(Dataset entries on figures)
>> START

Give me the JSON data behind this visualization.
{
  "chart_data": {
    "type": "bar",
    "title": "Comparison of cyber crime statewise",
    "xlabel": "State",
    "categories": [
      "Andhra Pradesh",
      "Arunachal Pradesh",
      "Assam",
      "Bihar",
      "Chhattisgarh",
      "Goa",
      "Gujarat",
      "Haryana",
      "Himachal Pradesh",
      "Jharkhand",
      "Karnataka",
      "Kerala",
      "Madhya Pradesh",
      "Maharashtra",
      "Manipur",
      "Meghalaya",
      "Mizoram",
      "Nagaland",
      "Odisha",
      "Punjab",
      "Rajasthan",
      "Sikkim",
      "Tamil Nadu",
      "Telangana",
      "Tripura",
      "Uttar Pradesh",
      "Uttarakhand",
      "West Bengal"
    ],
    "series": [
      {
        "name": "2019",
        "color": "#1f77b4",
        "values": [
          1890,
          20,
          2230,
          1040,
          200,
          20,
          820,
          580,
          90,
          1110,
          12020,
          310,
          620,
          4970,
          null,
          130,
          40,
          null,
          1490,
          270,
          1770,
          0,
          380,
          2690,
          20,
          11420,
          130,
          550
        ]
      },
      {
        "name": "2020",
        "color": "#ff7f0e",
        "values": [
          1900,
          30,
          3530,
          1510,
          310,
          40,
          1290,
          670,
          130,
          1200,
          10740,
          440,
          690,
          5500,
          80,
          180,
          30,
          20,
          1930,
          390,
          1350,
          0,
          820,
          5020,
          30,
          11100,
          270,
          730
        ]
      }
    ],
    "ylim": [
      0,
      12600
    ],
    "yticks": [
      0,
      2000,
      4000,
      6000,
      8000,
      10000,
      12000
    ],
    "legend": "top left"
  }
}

>> END

» Work instructions: Repeat all the entries exactly as given.

» Solution to this exercise:
Give me the JSON data behind this visualization.
{
  "chart_data": {
    "type": "bar",
    "title": "Comparison of cyber crime statewise",
    "xlabel": "State",
    "categories": [
      "Andhra Pradesh",
      "Arunachal Pradesh",
      "Assam",
      "Bihar",
      "Chhattisgarh",
      "Goa",
      "Gujarat",
      "Haryana",
      "Himachal Pradesh",
      "Jharkhand",
      "Karnataka",
      "Kerala",
      "Madhya Pradesh",
      "Maharashtra",
      "Manipur",
      "Meghalaya",
      "Mizoram",
      "Nagaland",
      "Odisha",
      "Punjab",
      "Rajasthan",
      "Sikkim",
      "Tamil Nadu",
      "Telangana",
      "Tripura",
      "Uttar Pradesh",
      "Uttarakhand",
      "West Bengal"
    ],
    "series": [
      {
        "name": "2019",
        "color": "#1f77b4",
        "values": [
          1890,
          20,
          2230,
          1040,
          200,
          20,
          820,
          580,
          90,
          1110,
          12020,
          310,
          620,
          4970,
          null,
          130,
          40,
          null,
          1490,
          270,
          1770,
          0,
          380,
          2690,
          20,
          11420,
          130,
          550
        ]
      },
      {
        "name": "2020",
        "color": "#ff7f0e",
        "values": [
          1900,
          30,
          3530,
          1510,
          310,
          40,
          1290,
          670,
          130,
          1200,
          10740,
          440,
          690,
          5500,
          80,
          180,
          30,
          20,
          1930,
          390,
          1350,
          0,
          820,
          5020,
          30,
          11100,
          270,
          730
        ]
      }
    ],
    "ylim": [
      0,
      12600
    ],
    "yticks": [
      0,
      2000,
      4000,
      6000,
      8000,
      10000,
      12000
    ],
    "legend": "top left"
  }
}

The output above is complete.